Task description:
Could you extract every entry below and reproduce it exactly?

(Dataset rows about figures)
§

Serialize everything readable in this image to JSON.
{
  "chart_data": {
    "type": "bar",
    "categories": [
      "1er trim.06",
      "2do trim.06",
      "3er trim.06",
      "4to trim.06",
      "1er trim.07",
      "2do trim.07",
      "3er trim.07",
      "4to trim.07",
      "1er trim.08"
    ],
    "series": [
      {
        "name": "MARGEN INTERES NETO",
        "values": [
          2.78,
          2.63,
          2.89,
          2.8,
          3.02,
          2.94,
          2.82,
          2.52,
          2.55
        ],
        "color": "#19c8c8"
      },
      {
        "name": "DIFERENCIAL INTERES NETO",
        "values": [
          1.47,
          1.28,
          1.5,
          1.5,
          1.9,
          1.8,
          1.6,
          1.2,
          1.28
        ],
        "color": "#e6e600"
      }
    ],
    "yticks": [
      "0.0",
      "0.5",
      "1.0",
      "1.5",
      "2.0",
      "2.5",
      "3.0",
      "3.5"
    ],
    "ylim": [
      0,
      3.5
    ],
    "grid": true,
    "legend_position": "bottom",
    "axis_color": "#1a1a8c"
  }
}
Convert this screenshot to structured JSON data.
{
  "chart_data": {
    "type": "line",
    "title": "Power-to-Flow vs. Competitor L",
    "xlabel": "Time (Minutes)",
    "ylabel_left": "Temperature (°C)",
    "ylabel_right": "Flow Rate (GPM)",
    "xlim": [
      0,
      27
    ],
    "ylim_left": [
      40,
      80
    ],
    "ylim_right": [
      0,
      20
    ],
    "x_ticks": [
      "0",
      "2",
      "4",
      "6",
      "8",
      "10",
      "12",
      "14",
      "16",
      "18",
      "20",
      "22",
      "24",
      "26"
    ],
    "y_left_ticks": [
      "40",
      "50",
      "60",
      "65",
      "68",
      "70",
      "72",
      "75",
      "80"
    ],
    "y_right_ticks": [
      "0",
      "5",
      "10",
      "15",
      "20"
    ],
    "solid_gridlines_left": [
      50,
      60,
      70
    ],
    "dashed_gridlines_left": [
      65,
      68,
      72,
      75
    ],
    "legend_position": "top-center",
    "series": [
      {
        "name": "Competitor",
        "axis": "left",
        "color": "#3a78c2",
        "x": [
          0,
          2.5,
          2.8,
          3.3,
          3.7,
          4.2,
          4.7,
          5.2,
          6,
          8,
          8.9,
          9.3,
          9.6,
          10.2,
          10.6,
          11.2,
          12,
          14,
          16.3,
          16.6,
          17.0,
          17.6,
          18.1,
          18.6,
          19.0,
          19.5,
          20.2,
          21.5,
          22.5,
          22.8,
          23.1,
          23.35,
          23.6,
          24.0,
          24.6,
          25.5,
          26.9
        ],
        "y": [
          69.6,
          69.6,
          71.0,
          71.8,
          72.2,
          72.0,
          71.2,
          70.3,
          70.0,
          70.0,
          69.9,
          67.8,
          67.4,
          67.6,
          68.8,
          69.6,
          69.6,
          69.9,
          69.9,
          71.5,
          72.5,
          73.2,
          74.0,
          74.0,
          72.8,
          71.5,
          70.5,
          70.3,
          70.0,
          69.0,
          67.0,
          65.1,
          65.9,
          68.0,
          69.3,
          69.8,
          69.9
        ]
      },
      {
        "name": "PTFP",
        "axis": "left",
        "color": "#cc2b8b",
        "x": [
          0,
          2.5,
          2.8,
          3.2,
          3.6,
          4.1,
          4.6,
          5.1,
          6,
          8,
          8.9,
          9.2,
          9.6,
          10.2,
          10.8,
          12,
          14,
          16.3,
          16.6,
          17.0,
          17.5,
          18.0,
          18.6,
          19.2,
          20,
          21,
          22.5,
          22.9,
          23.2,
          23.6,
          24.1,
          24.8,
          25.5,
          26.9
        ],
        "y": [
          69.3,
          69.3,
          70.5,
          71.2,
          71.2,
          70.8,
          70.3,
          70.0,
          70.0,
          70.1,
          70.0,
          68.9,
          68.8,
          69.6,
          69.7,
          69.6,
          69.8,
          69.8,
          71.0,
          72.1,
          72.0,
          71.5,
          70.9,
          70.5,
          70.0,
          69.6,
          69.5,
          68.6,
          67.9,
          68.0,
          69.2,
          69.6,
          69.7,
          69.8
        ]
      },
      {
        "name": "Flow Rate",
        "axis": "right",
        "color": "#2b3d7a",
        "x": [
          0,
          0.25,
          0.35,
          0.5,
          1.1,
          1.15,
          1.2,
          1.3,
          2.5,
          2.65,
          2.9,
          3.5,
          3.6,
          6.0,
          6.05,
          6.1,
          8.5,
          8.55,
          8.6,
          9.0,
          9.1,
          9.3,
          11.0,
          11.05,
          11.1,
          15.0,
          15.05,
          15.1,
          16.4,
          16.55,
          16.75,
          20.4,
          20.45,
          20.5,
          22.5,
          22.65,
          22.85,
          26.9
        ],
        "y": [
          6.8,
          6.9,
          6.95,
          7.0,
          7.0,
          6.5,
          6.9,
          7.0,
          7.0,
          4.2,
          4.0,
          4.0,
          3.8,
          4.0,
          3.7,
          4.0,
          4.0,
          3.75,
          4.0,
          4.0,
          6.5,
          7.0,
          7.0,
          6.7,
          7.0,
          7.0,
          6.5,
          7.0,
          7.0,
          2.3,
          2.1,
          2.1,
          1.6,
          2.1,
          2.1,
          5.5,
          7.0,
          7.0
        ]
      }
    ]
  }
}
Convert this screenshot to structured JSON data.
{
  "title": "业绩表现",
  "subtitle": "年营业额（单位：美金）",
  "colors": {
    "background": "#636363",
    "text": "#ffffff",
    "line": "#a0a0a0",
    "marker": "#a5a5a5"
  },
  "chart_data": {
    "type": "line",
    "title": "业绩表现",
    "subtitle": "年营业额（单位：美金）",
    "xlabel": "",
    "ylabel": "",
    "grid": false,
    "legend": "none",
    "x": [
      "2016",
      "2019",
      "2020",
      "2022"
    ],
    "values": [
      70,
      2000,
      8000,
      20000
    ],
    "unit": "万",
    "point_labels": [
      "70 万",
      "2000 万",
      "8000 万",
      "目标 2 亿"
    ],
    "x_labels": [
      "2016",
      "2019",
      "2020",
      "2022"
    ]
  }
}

§

Completed exercise:
Serialize everything readable in this image to JSON.
{
  "chart_data": {
    "type": "bar",
    "categories": [
      "1er trim.06",
      "2do trim.06",
      "3er trim.06",
      "4to trim.06",
      "1er trim.07",
      "2do trim.07",
      "3er trim.07",
      "4to trim.07",
      "1er trim.08"
    ],
    "series": [
      {
        "name": "MARGEN INTERES NETO",
        "values": [
          2.78,
          2.63,
          2.89,
          2.8,
          3.02,
          2.94,
          2.82,
          2.52,
          2.55
        ],
        "color": "#19c8c8"
      },
      {
        "name": "DIFERENCIAL INTERES NETO",
        "values": [
          1.47,
          1.28,
          1.5,
          1.5,
          1.9,
          1.8,
          1.6,
          1.2,
          1.28
        ],
        "color": "#e6e600"
      }
    ],
    "yticks": [
      "0.0",
      "0.5",
      "1.0",
      "1.5",
      "2.0",
      "2.5",
      "3.0",
      "3.5"
    ],
    "ylim": [
      0,
      3.5
    ],
    "grid": true,
    "legend_position": "bottom",
    "axis_color": "#1a1a8c"
  }
}
Convert this screenshot to structured JSON data.
{
  "chart_data": {
    "type": "line",
    "title": "Power-to-Flow vs. Competitor L",
    "xlabel": "Time (Minutes)",
    "ylabel_left": "Temperature (°C)",
    "ylabel_right": "Flow Rate (GPM)",
    "xlim": [
      0,
      27
    ],
    "ylim_left": [
      40,
      80
    ],
    "ylim_right": [
      0,
      20
    ],
    "x_ticks": [
      "0",
      "2",
      "4",
      "6",
      "8",
      "10",
      "12",
      "14",
      "16",
      "18",
      "20",
      "22",
      "24",
      "26"
    ],
    "y_left_ticks": [
      "40",
      "50",
      "60",
      "65",
      "68",
      "70",
      "72",
      "75",
      "80"
    ],
    "y_right_ticks": [
      "0",
      "5",
      "10",
      "15",
      "20"
    ],
    "solid_gridlines_left": [
      50,
      60,
      70
    ],
    "dashed_gridlines_left": [
      65,
      68,
      72,
      75
    ],
    "legend_position": "top-center",
    "series": [
      {
        "name": "Competitor",
        "axis": "left",
        "color": "#3a78c2",
        "x": [
          0,
          2.5,
          2.8,
          3.3,
          3.7,
          4.2,
          4.7,
          5.2,
          6,
          8,
          8.9,
          9.3,
          9.6,
          10.2,
          10.6,
          11.2,
          12,
          14,
          16.3,
          16.6,
          17.0,
          17.6,
          18.1,
          18.6,
          19.0,
          19.5,
          20.2,
          21.5,
          22.5,
          22.8,
          23.1,
          23.35,
          23.6,
          24.0,
          24.6,
          25.5,
          26.9
        ],
        "y": [
          69.6,
          69.6,
          71.0,
          71.8,
          72.2,
          72.0,
          71.2,
          70.3,
          70.0,
          70.0,
          69.9,
          67.8,
          67.4,
          67.6,
          68.8,
          69.6,
          69.6,
          69.9,
          69.9,
          71.5,
          72.5,
          73.2,
          74.0,
          74.0,
          72.8,
          71.5,
          70.5,
          70.3,
          70.0,
          69.0,
          67.0,
          65.1,
          65.9,
          68.0,
          69.3,
          69.8,
          69.9
        ]
      },
      {
        "name": "PTFP",
        "axis": "left",
        "color": "#cc2b8b",
        "x": [
          0,
          2.5,
          2.8,
          3.2,
          3.6,
          4.1,
          4.6,
          5.1,
          6,
          8,
          8.9,
          9.2,
          9.6,
          10.2,
          10.8,
          12,
          14,
          16.3,
          16.6,
          17.0,
          17.5,
          18.0,
          18.6,
          19.2,
          20,
          21,
          22.5,
          22.9,
          23.2,
          23.6,
          24.1,
          24.8,
          25.5,
          26.9
        ],
        "y": [
          69.3,
          69.3,
          70.5,
          71.2,
          71.2,
          70.8,
          70.3,
          70.0,
          70.0,
          70.1,
          70.0,
          68.9,
          68.8,
          69.6,
          69.7,
          69.6,
          69.8,
          69.8,
          71.0,
          72.1,
          72.0,
          71.5,
          70.9,
          70.5,
          70.0,
          69.6,
          69.5,
          68.6,
          67.9,
          68.0,
          69.2,
          69.6,
          69.7,
          69.8
        ]
      },
      {
        "name": "Flow Rate",
        "axis": "right",
        "color": "#2b3d7a",
        "x": [
          0,
          0.25,
          0.35,
          0.5,
          1.1,
          1.15,
          1.2,
          1.3,
          2.5,
          2.65,
          2.9,
          3.5,
          3.6,
          6.0,
          6.05,
          6.1,
          8.5,
          8.55,
          8.6,
          9.0,
          9.1,
          9.3,
          11.0,
          11.05,
          11.1,
          15.0,
          15.05,
          15.1,
          16.4,
          16.55,
          16.75,
          20.4,
          20.45,
          20.5,
          22.5,
          22.65,
          22.85,
          26.9
        ],
        "y": [
          6.8,
          6.9,
          6.95,
          7.0,
          7.0,
          6.5,
          6.9,
          7.0,
          7.0,
          4.2,
          4.0,
          4.0,
          3.8,
          4.0,
          3.7,
          4.0,
          4.0,
          3.75,
          4.0,
          4.0,
          6.5,
          7.0,
          7.0,
          6.7,
          7.0,
          7.0,
          6.5,
          7.0,
          7.0,
          2.3,
          2.1,
          2.1,
          1.6,
          2.1,
          2.1,
          5.5,
          7.0,
          7.0
        ]
      }
    ]
  }
}
Convert this screenshot to structured JSON data.
{
  "title": "业绩表现",
  "subtitle": "年营业额（单位：美金）",
  "colors": {
    "background": "#636363",
    "text": "#ffffff",
    "line": "#a0a0a0",
    "marker": "#a5a5a5"
  },
  "chart_data": {
    "type": "line",
    "title": "业绩表现",
    "subtitle": "年营业额（单位：美金）",
    "xlabel": "",
    "ylabel": "",
    "grid": false,
    "legend": "none",
    "x": [
      "2016",
      "2019",
      "2020",
      "2022"
    ],
    "values": [
      70,
      2000,
      8000,
      20000
    ],
    "unit": "万",
    "point_labels": [
      "70 万",
      "2000 万",
      "8000 万",
      "目标 2 亿"
    ],
    "x_labels": [
      "2016",
      "2019",
      "2020",
      "2022"
    ]
  }
}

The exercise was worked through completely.